§ **Problem to solve**: The records are set out below this line. Return exactly the lines from the one containing "Read out every word on this page." through the last, and exclude the pictures.

Records:

•••

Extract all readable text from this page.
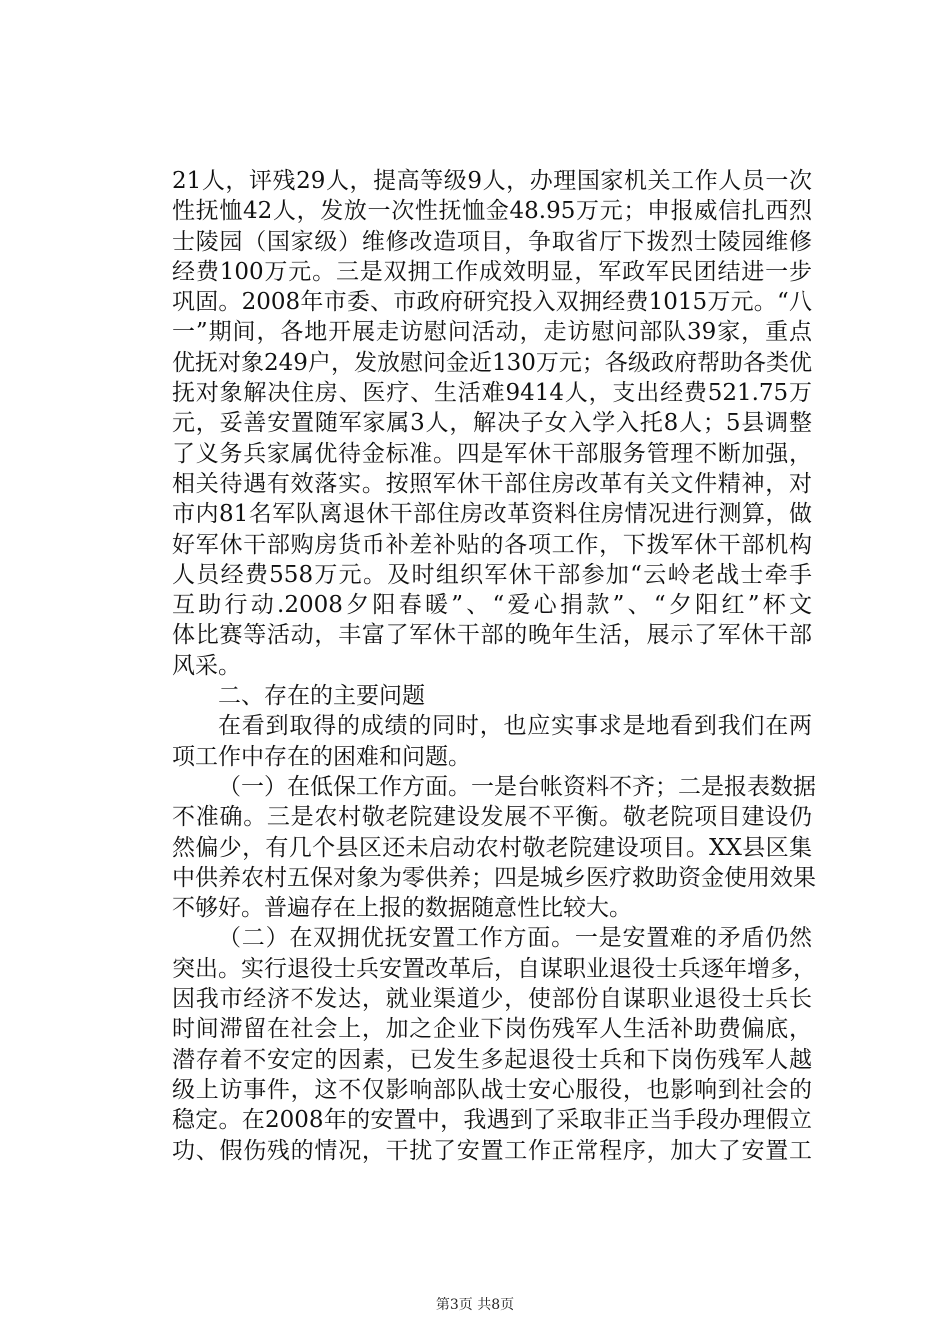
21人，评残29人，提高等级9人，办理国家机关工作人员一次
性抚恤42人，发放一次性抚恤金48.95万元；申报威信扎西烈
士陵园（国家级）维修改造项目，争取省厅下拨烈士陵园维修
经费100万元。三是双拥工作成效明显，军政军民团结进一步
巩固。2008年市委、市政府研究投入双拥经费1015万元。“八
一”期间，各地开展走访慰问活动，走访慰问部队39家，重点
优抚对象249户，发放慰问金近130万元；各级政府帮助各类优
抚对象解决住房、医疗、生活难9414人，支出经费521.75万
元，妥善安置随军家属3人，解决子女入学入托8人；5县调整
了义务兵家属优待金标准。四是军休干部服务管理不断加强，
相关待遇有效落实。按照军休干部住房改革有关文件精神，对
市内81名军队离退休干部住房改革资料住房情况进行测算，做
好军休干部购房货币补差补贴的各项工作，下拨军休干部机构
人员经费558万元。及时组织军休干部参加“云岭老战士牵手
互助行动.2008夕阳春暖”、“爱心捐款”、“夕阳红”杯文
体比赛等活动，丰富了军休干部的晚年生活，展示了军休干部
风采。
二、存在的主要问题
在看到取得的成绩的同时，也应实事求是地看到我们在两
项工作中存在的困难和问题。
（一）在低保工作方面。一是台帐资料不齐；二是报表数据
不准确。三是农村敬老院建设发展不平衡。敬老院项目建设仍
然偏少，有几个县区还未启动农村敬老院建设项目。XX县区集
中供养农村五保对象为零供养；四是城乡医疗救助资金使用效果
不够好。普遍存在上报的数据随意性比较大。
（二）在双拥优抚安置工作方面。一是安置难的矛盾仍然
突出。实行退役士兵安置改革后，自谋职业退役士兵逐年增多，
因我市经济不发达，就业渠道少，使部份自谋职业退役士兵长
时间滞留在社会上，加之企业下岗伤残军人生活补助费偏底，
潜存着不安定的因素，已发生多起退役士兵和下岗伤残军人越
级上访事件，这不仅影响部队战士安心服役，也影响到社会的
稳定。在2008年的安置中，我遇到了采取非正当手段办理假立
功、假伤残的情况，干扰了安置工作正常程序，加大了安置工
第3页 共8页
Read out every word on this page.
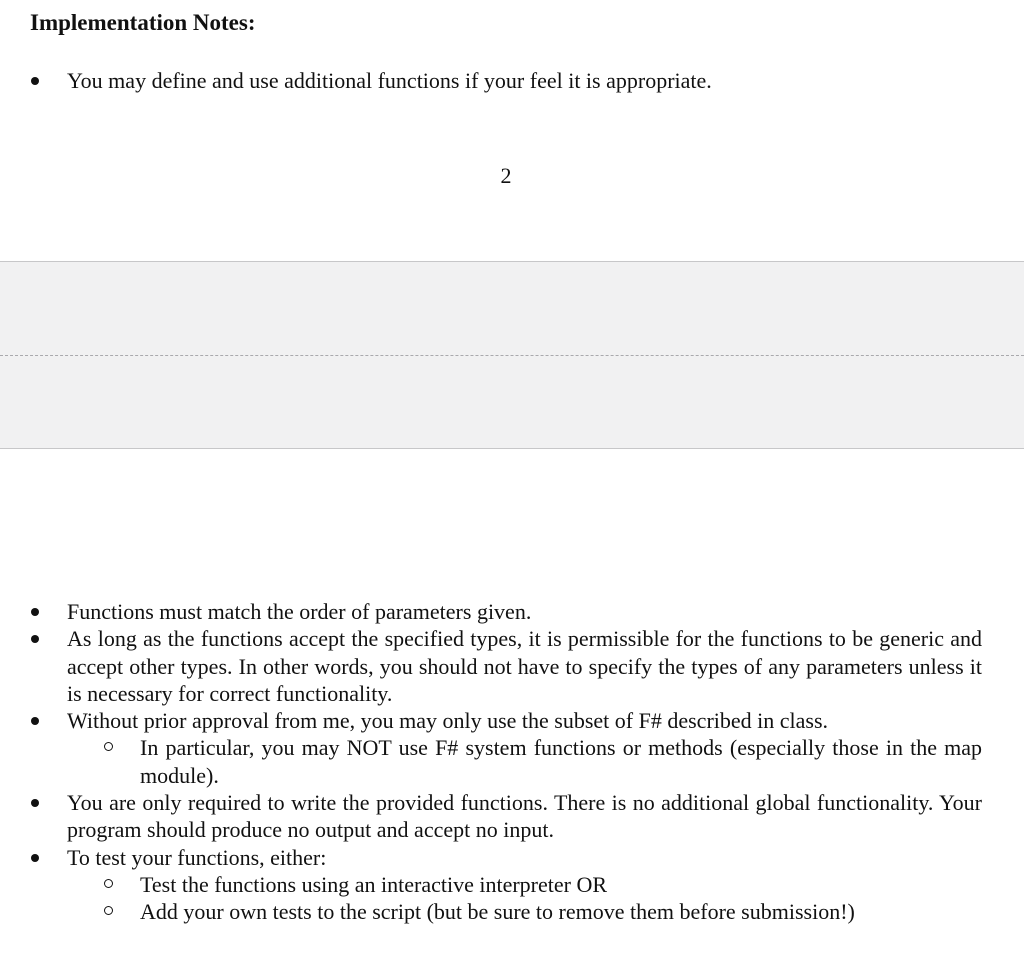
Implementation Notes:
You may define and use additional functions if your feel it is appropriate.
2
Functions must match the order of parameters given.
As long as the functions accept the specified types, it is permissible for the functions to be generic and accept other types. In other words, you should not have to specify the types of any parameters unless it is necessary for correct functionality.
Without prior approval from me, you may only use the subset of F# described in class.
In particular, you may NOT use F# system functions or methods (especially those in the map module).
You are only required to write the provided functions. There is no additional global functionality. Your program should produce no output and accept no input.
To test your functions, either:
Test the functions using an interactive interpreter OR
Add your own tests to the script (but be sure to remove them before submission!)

•••

§ **Full output**:
Read out every word on this page.
Implementation Notes:
You may define and use additional functions if your feel it is appropriate.
2
Functions must match the order of parameters given.
As long as the functions accept the specified types, it is permissible for the functions to be generic and accept other types. In other words, you should not have to specify the types of any parameters unless it is necessary for correct functionality.
Without prior approval from me, you may only use the subset of F# described in class.
In particular, you may NOT use F# system functions or methods (especially those in the map module).
You are only required to write the provided functions. There is no additional global functionality. Your program should produce no output and accept no input.
To test your functions, either:
Test the functions using an interactive interpreter OR
Add your own tests to the script (but be sure to remove them before submission!)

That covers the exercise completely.